## DIRECTIVE
Compile every line that includes the word "banquet".

## MATERIAL FOR THE TASK
━━━

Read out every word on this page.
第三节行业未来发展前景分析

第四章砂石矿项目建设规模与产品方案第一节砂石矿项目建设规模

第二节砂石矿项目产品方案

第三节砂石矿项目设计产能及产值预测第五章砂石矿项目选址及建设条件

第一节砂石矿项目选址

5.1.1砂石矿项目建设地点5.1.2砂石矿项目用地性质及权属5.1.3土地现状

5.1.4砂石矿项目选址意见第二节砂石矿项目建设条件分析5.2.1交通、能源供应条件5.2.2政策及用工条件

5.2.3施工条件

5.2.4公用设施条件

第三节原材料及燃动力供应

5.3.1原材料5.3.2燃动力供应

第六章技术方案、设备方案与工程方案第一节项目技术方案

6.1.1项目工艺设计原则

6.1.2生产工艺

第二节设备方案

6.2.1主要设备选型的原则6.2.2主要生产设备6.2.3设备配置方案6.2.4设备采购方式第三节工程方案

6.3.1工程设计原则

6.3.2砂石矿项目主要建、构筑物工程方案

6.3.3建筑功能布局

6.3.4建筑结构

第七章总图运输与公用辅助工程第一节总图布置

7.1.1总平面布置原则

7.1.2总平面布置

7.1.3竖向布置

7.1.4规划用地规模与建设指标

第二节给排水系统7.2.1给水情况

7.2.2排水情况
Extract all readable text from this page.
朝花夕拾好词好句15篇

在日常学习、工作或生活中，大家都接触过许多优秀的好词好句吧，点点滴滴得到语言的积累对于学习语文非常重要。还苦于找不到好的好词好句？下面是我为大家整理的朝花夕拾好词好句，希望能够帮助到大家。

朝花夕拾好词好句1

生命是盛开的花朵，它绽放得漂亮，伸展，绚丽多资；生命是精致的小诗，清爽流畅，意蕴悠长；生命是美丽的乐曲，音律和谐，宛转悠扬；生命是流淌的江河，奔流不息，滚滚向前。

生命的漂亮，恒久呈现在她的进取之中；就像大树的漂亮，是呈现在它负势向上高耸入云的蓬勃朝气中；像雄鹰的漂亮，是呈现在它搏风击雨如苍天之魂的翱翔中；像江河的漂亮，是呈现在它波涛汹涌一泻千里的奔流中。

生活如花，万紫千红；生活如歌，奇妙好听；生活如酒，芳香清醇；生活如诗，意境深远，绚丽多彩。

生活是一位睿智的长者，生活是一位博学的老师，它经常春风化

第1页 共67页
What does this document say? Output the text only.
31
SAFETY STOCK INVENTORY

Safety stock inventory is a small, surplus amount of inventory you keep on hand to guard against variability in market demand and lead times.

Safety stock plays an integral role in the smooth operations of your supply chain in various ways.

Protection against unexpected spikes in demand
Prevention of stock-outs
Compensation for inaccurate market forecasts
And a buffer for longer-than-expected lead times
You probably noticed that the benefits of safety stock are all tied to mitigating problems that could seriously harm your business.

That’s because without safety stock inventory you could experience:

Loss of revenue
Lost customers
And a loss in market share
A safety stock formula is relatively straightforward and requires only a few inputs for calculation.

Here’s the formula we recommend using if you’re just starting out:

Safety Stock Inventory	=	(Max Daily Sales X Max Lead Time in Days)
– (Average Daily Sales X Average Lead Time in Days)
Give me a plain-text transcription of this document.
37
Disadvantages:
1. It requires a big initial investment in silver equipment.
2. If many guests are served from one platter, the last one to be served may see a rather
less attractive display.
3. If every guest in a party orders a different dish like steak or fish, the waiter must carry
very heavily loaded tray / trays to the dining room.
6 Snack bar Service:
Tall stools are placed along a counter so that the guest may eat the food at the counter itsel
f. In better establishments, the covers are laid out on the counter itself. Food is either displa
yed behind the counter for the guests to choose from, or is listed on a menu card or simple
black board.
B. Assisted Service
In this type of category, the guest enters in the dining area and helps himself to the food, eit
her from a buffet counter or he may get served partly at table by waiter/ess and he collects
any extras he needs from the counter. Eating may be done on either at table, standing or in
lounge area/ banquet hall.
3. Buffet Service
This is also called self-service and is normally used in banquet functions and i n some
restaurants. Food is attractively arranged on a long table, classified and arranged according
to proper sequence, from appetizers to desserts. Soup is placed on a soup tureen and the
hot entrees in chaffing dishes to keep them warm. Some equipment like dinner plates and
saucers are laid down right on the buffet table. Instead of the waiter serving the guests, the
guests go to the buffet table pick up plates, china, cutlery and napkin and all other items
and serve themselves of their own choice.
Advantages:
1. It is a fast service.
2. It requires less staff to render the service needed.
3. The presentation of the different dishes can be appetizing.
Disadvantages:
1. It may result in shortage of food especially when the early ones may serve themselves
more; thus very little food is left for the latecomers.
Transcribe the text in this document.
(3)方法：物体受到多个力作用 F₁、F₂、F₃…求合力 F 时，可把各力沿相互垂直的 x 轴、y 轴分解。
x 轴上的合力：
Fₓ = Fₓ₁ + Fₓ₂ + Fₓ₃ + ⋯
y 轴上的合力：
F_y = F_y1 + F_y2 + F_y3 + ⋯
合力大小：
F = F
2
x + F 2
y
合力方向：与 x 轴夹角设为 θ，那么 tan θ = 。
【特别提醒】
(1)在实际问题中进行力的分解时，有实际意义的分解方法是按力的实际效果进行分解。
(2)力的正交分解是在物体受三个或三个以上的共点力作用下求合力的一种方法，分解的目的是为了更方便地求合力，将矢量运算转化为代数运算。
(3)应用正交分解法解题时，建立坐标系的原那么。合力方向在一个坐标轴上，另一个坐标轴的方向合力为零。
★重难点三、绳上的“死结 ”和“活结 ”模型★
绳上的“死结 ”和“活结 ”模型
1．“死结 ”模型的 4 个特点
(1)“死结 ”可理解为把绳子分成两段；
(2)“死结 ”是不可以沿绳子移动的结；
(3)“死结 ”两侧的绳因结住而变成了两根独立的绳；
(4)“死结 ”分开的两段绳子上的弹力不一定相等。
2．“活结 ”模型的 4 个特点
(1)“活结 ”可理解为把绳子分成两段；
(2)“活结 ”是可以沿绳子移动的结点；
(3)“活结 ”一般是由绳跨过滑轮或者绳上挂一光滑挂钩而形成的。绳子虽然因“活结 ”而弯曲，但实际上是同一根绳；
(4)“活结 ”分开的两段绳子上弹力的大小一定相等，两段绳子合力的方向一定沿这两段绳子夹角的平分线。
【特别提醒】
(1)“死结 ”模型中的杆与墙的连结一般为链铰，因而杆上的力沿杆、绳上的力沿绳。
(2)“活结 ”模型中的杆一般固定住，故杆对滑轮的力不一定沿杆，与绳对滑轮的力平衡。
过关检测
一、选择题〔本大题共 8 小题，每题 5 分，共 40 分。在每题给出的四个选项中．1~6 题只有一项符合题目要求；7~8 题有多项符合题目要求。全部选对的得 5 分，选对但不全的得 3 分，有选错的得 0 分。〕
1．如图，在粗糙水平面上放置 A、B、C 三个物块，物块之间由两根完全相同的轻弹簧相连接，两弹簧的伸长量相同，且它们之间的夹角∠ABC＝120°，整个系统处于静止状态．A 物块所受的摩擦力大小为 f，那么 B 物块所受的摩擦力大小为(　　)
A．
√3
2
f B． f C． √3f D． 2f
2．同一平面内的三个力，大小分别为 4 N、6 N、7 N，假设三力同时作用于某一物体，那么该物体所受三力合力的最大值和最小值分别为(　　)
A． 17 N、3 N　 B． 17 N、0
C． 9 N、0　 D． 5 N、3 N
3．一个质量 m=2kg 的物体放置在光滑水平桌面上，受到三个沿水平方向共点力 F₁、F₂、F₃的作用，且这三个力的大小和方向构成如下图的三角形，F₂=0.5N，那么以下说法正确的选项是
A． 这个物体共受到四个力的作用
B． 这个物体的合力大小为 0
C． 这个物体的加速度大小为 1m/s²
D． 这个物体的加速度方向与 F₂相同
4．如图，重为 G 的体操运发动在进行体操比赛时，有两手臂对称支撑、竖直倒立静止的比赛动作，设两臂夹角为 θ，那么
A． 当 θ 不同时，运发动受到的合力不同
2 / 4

━━━

## WRITTEN REPLY
lounge area/ banquet hall.
This is also called self-service and is normally used in banquet functions and i n some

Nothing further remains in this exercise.